SOURCE =>
________

From: Leo Martins <loemra.dev@gmail.com>
To: David Sterba <dsterba@suse.cz>
Cc: Filipe Manana <fdmanana@kernel.org>,
linux-btrfs@vger.kernel.org, kernel-team@fb.com,
jlayton@kernel.org
Subject: Re: [PATCH] btrfs: implement ref_tracker for delayed_nodes
Date: Wed, 23 Jul 2025 10:44:26 -0700 [thread overview]
Message-ID: <20250723174434.3484810-1-loemra.dev@gmail.com> (raw)
In-Reply-To: <20250711103853.GC22472@twin.jikos.cz>
On Fri, 11 Jul 2025 12:38:53 +0200 David Sterba <dsterba@suse.cz> wrote:
> On Thu, Jul 10, 2025 at 12:54:34PM +0100, Filipe Manana wrote:
> > > @@ -63,10 +109,18 @@ struct btrfs_delayed_node {
> > > struct rb_root_cached del_root;
> > > struct mutex mutex;
> > > struct btrfs_inode_item inode_item;
> > > +
> > > refcount_t refs;
> > > - int count;
> > > + /* Used to track all references to this delayed node. */
> > > + btrfs_delayed_node_ref_tracker_dir ref_dir;
> > > + /* Used to track delayed node reference stored in node list. */
> > > + btrfs_delayed_node_ref_tracker node_list_tracker;
> > > + /* Used to track delayed node reference stored in inode cache. */
> > > + btrfs_delayed_node_ref_tracker inode_cache_tracker;
> > > +
> > > u64 index_cnt;
> > > unsigned long flags;
> > > + int count;
> >
> > Why are you moving the count field?

________

REQUIRED TASKS =>
• A. Copy out the entries word for word, starting at the line that contains "Identify 42 of" and ending after the line that contains "y-tick-label: 0.30 xyxy=(87,287,117,306)". Omit the pictures.
• B. Continue the mailing-list thread about the btrfs ref_tracker patch for delayed nodes from its last line.

DATASET RECORDS =>
________

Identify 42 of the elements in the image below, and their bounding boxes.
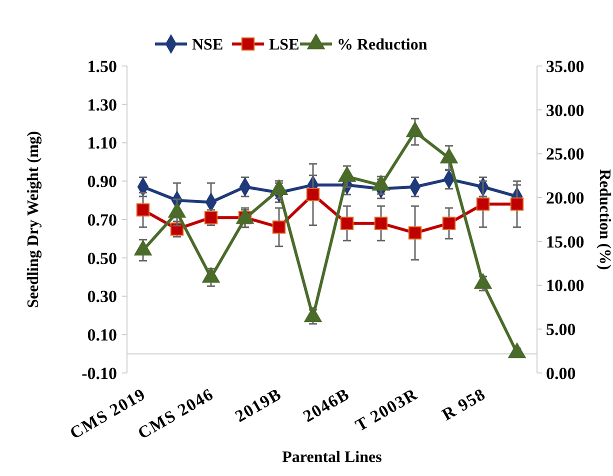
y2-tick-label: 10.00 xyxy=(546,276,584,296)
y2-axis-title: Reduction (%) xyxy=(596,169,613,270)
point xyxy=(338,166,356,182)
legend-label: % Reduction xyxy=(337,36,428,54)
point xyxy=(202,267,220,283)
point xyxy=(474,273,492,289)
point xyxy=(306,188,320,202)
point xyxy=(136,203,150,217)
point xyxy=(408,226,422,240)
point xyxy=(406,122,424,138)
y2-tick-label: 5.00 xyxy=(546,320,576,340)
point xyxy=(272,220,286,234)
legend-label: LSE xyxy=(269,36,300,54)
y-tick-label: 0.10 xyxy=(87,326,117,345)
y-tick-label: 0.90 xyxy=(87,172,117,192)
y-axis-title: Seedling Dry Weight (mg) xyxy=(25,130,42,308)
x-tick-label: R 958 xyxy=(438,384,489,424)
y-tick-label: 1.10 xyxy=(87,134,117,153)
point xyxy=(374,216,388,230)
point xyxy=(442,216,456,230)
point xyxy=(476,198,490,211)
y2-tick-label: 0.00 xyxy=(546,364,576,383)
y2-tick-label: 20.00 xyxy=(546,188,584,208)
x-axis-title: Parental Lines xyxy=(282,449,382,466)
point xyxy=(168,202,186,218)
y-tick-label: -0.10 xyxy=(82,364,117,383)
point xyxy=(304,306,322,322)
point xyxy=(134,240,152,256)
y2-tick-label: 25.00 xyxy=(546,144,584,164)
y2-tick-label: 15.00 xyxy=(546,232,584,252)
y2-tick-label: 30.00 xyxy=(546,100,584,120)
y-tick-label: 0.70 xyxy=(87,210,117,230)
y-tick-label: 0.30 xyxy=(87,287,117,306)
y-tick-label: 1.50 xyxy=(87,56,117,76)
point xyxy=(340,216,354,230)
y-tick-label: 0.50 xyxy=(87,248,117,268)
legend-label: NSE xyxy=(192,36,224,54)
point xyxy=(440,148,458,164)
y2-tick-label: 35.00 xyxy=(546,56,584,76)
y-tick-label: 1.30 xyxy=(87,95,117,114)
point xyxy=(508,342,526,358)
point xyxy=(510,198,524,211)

________

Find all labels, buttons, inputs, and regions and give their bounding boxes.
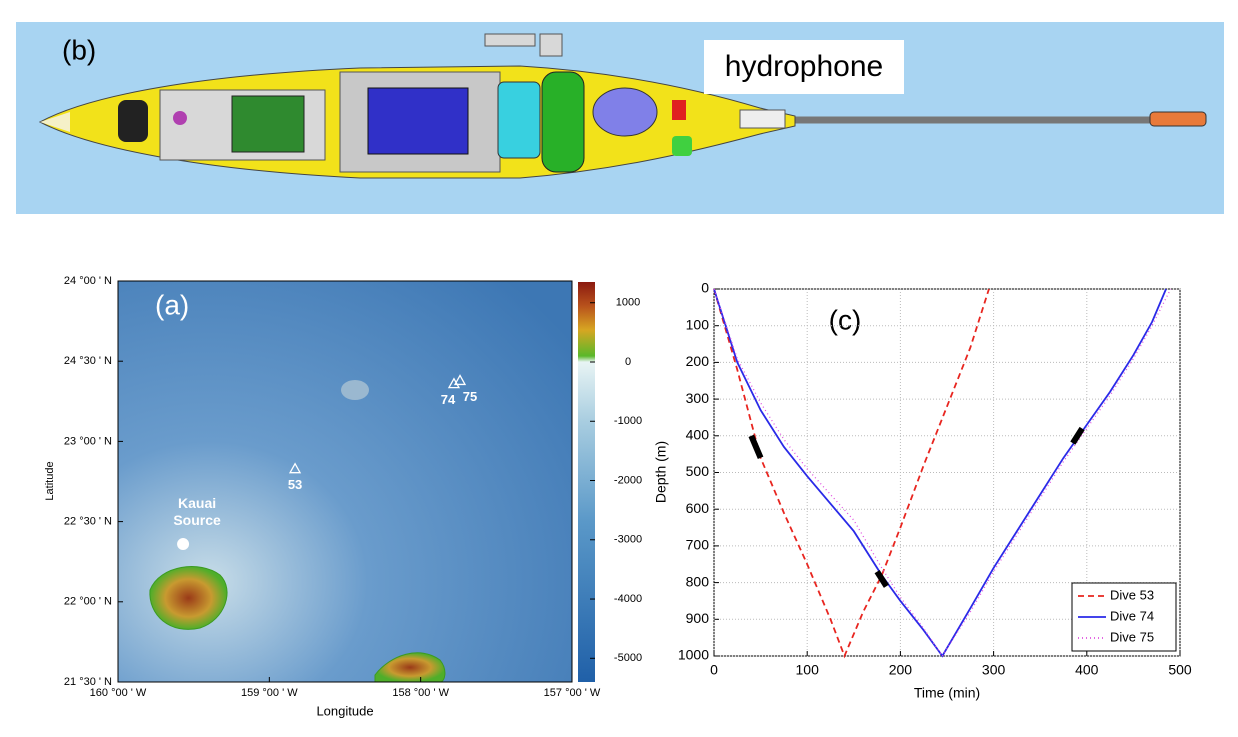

________

SOLVED TASKS =>
• A.
Identify 42 of the elements in the image below, and their bounding boxes.
y2-tick-label: 10.00 xyxy=(546,276,584,296)
y2-axis-title: Reduction (%) xyxy=(596,169,613,270)
point xyxy=(338,166,356,182)
legend-label: % Reduction xyxy=(337,36,428,54)
point xyxy=(202,267,220,283)
point xyxy=(474,273,492,289)
point xyxy=(306,188,320,202)
point xyxy=(136,203,150,217)
point xyxy=(408,226,422,240)
point xyxy=(406,122,424,138)
y2-tick-label: 5.00 xyxy=(546,320,576,340)
point xyxy=(272,220,286,234)
legend-label: LSE xyxy=(269,36,300,54)
y-tick-label: 0.10 xyxy=(87,326,117,345)
y-tick-label: 0.90 xyxy=(87,172,117,192)
y-axis-title: Seedling Dry Weight (mg) xyxy=(25,130,42,308)
x-tick-label: R 958 xyxy=(438,384,489,424)
y-tick-label: 1.10 xyxy=(87,134,117,153)
point xyxy=(374,216,388,230)
point xyxy=(442,216,456,230)
point xyxy=(476,198,490,211)
y2-tick-label: 0.00 xyxy=(546,364,576,383)
y2-tick-label: 20.00 xyxy=(546,188,584,208)
x-axis-title: Parental Lines xyxy=(282,449,382,466)
point xyxy=(168,202,186,218)
y-tick-label: -0.10 xyxy=(82,364,117,383)
point xyxy=(304,306,322,322)
point xyxy=(134,240,152,256)
y2-tick-label: 25.00 xyxy=(546,144,584,164)
y2-tick-label: 15.00 xyxy=(546,232,584,252)
y2-tick-label: 30.00 xyxy=(546,100,584,120)
y-tick-label: 0.70 xyxy=(87,210,117,230)
y-tick-label: 0.30 xyxy=(87,287,117,306)

• B.
> > This increases the size of the struct even without the new config
> > option enabled and as a result we get less objects per page.
> > You are essentially reverting this commit:
> >
> > https://git.kernel.org/pub/scm/linux/kernel/git/torvalds/linux.git/commit/?id=a20725e1e7014642fc8ba4c7dd2c4ef6d4ec56a9
> >
> > Without any explanation about why.
Good catch, did not realize that moving the count field increased
struct size.
> >
> > I'm also not a big fan of the typedefs and would prefer to have
> > struct ref_tracker used directly in the structure surrounded by an
> > #ifdef block.
>
> Agreed, we use typedefs only for function callbacks, for variable types
> not anymore.
When I try and not use typedefs I end up using more conditional compilation
which I think hinders readability. Here's a snippet of my best attempt, let
me know if you see any improvements.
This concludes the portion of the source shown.